▸ What to work on
Reproduce the material word for word; the images stay out.

▸ Saved entries
——
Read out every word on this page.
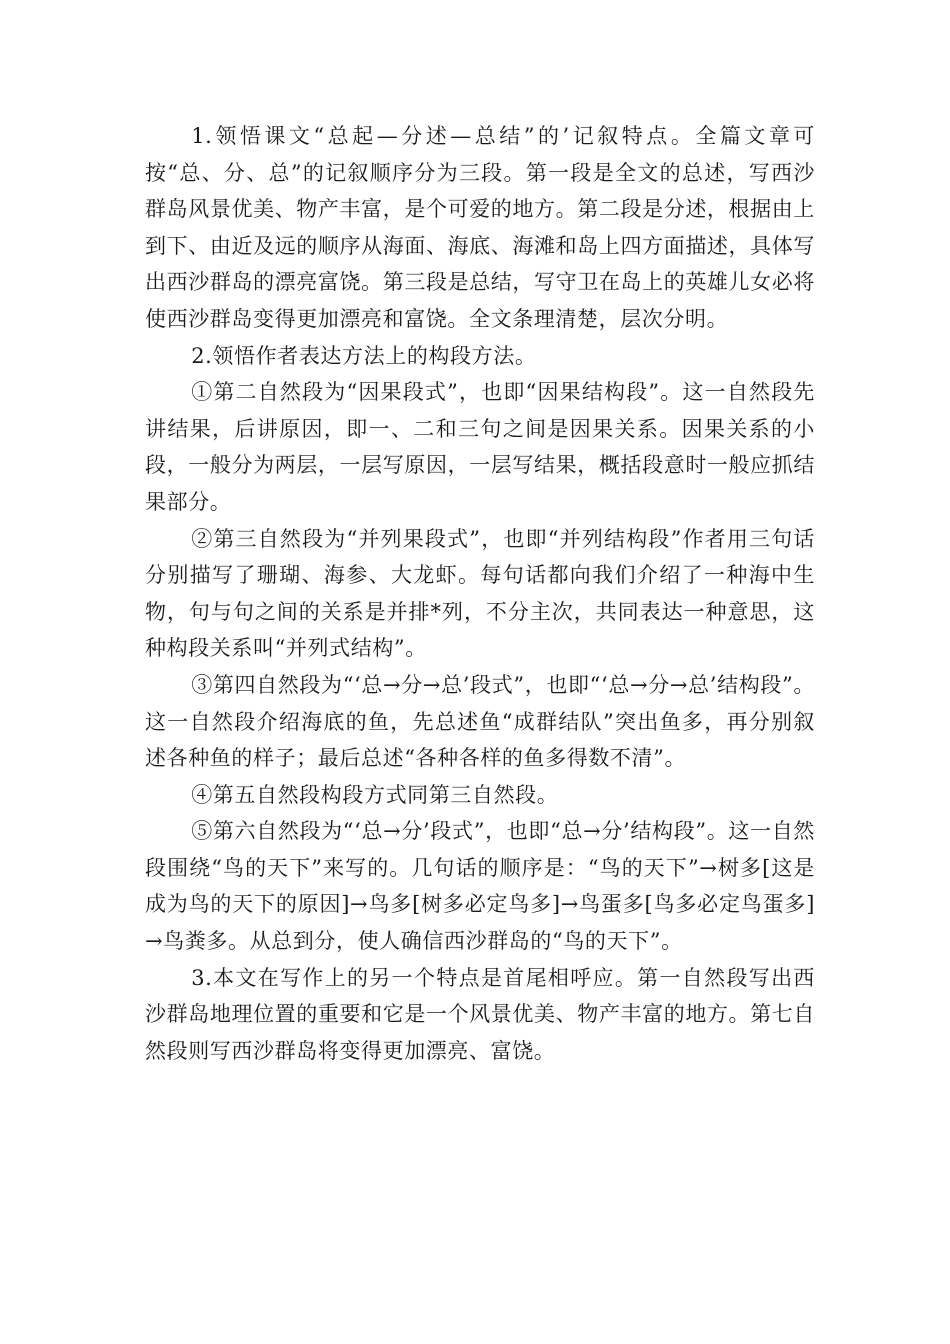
1.领悟课文“总起—分述—总结”的’记叙特点。全篇文章可按“总、分、总”的记叙顺序分为三段。第一段是全文的总述，写西沙群岛风景优美、物产丰富，是个可爱的地方。第二段是分述，根据由上到下、由近及远的顺序从海面、海底、海滩和岛上四方面描述，具体写出西沙群岛的漂亮富饶。第三段是总结，写守卫在岛上的英雄儿女必将使西沙群岛变得更加漂亮和富饶。全文条理清楚，层次分明。

2.领悟作者表达方法上的构段方法。

①第二自然段为“因果段式”，也即“因果结构段”。这一自然段先讲结果，后讲原因，即一、二和三句之间是因果关系。因果关系的小段，一般分为两层，一层写原因，一层写结果，概括段意时一般应抓结果部分。

②第三自然段为“并列果段式”，也即“并列结构段”作者用三句话分别描写了珊瑚、海参、大龙虾。每句话都向我们介绍了一种海中生物，句与句之间的关系是并排*列，不分主次，共同表达一种意思，这种构段关系叫“并列式结构”。

③第四自然段为“‘总→分→总’段式”，也即“‘总→分→总’结构段”。这一自然段介绍海底的鱼，先总述鱼“成群结队”突出鱼多，再分别叙述各种鱼的样子；最后总述“各种各样的鱼多得数不清”。

④第五自然段构段方式同第三自然段。

⑤第六自然段为“‘总→分’段式”，也即“总→分’结构段”。这一自然段围绕“鸟的天下”来写的。几句话的顺序是：“鸟的天下”→树多[这是成为鸟的天下的原因]→鸟多[树多必定鸟多]→鸟蛋多[鸟多必定鸟蛋多]→鸟粪多。从总到分，使人确信西沙群岛的“鸟的天下”。

3.本文在写作上的另一个特点是首尾相呼应。第一自然段写出西沙群岛地理位置的重要和它是一个风景优美、物产丰富的地方。第七自然段则写西沙群岛将变得更加漂亮、富饶。
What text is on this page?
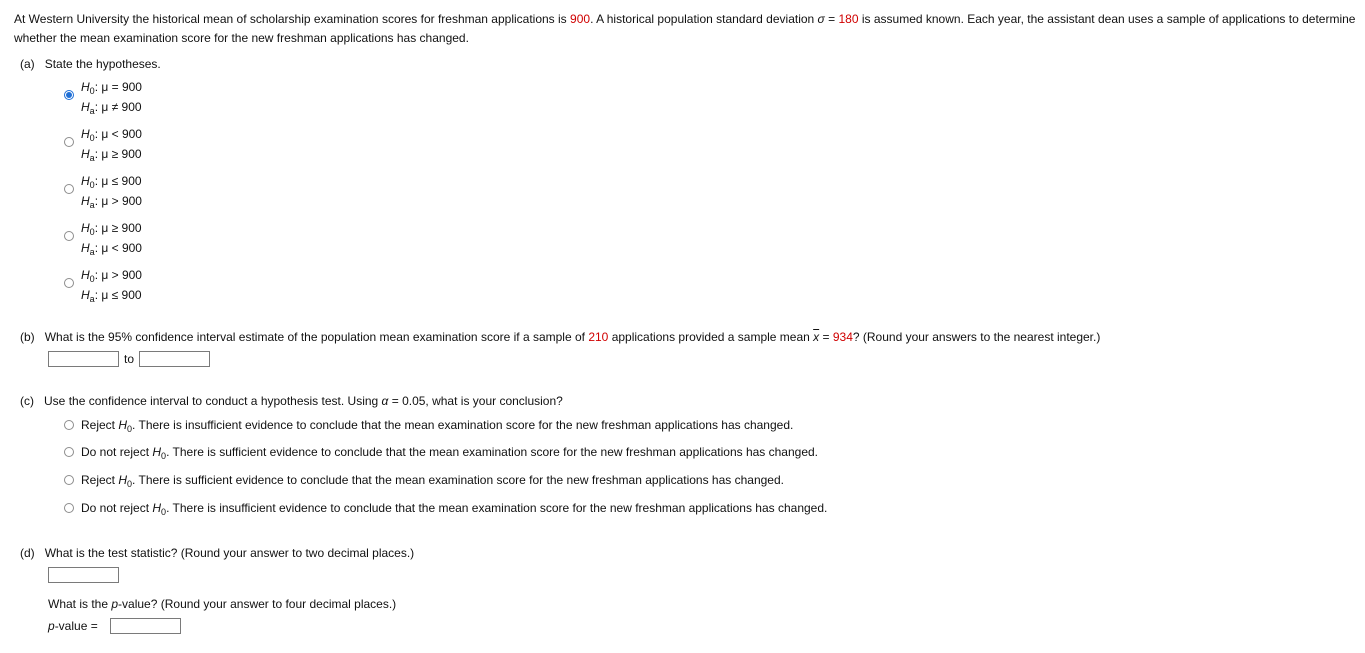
At Western University the historical mean of scholarship examination scores for freshman applications is 900. A historical population standard deviation σ = 180 is assumed known. Each year, the assistant dean uses a sample of applications to determine whether the mean examination score for the new freshman applications has changed.
(a) State the hypotheses.
$H_0$: μ = 900
$H_a$: μ ≠ 900
$H_0$: μ < 900
$H_a$: μ ≥ 900
$H_0$: μ ≤ 900
$H_a$: μ > 900
$H_0$: μ ≥ 900
$H_a$: μ < 900
$H_0$: μ > 900
$H_a$: μ ≤ 900
(b) What is the 95% confidence interval estimate of the population mean examination score if a sample of 210 applications provided a sample mean $\overline{x} = 934$? (Round your answers to the nearest integer.)
to
(c) Use the confidence interval to conduct a hypothesis test. Using α = 0.05, what is your conclusion?
Reject $H_0$. There is insufficient evidence to conclude that the mean examination score for the new freshman applications has changed.
Do not reject $H_0$. There is sufficient evidence to conclude that the mean examination score for the new freshman applications has changed.
Reject $H_0$. There is sufficient evidence to conclude that the mean examination score for the new freshman applications has changed.
Do not reject $H_0$. There is insufficient evidence to conclude that the mean examination score for the new freshman applications has changed.
(d) What is the test statistic? (Round your answer to two decimal places.)
What is the p-value? (Round your answer to four decimal places.)
p-value =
——
▸ Output for this exercise
Read out every word on this page.
1.领悟课文“总起—分述—总结”的’记叙特点。全篇文章可按“总、分、总”的记叙顺序分为三段。第一段是全文的总述，写西沙群岛风景优美、物产丰富，是个可爱的地方。第二段是分述，根据由上到下、由近及远的顺序从海面、海底、海滩和岛上四方面描述，具体写出西沙群岛的漂亮富饶。第三段是总结，写守卫在岛上的英雄儿女必将使西沙群岛变得更加漂亮和富饶。全文条理清楚，层次分明。

2.领悟作者表达方法上的构段方法。

①第二自然段为“因果段式”，也即“因果结构段”。这一自然段先讲结果，后讲原因，即一、二和三句之间是因果关系。因果关系的小段，一般分为两层，一层写原因，一层写结果，概括段意时一般应抓结果部分。

②第三自然段为“并列果段式”，也即“并列结构段”作者用三句话分别描写了珊瑚、海参、大龙虾。每句话都向我们介绍了一种海中生物，句与句之间的关系是并排*列，不分主次，共同表达一种意思，这种构段关系叫“并列式结构”。

③第四自然段为“‘总→分→总’段式”，也即“‘总→分→总’结构段”。这一自然段介绍海底的鱼，先总述鱼“成群结队”突出鱼多，再分别叙述各种鱼的样子；最后总述“各种各样的鱼多得数不清”。

④第五自然段构段方式同第三自然段。

⑤第六自然段为“‘总→分’段式”，也即“总→分’结构段”。这一自然段围绕“鸟的天下”来写的。几句话的顺序是：“鸟的天下”→树多[这是成为鸟的天下的原因]→鸟多[树多必定鸟多]→鸟蛋多[鸟多必定鸟蛋多]→鸟粪多。从总到分，使人确信西沙群岛的“鸟的天下”。

3.本文在写作上的另一个特点是首尾相呼应。第一自然段写出西沙群岛地理位置的重要和它是一个风景优美、物产丰富的地方。第七自然段则写西沙群岛将变得更加漂亮、富饶。
What text is on this page?
At Western University the historical mean of scholarship examination scores for freshman applications is 900. A historical population standard deviation σ = 180 is assumed known. Each year, the assistant dean uses a sample of applications to determine whether the mean examination score for the new freshman applications has changed.
(a) State the hypotheses.
$H_0$: μ = 900
$H_a$: μ ≠ 900
$H_0$: μ < 900
$H_a$: μ ≥ 900
$H_0$: μ ≤ 900
$H_a$: μ > 900
$H_0$: μ ≥ 900
$H_a$: μ < 900
$H_0$: μ > 900
$H_a$: μ ≤ 900
(b) What is the 95% confidence interval estimate of the population mean examination score if a sample of 210 applications provided a sample mean $\overline{x} = 934$? (Round your answers to the nearest integer.)
to
(c) Use the confidence interval to conduct a hypothesis test. Using α = 0.05, what is your conclusion?
Reject $H_0$. There is insufficient evidence to conclude that the mean examination score for the new freshman applications has changed.
Do not reject $H_0$. There is sufficient evidence to conclude that the mean examination score for the new freshman applications has changed.
Reject $H_0$. There is sufficient evidence to conclude that the mean examination score for the new freshman applications has changed.
Do not reject $H_0$. There is insufficient evidence to conclude that the mean examination score for the new freshman applications has changed.
(d) What is the test statistic? (Round your answer to two decimal places.)
What is the p-value? (Round your answer to four decimal places.)
p-value =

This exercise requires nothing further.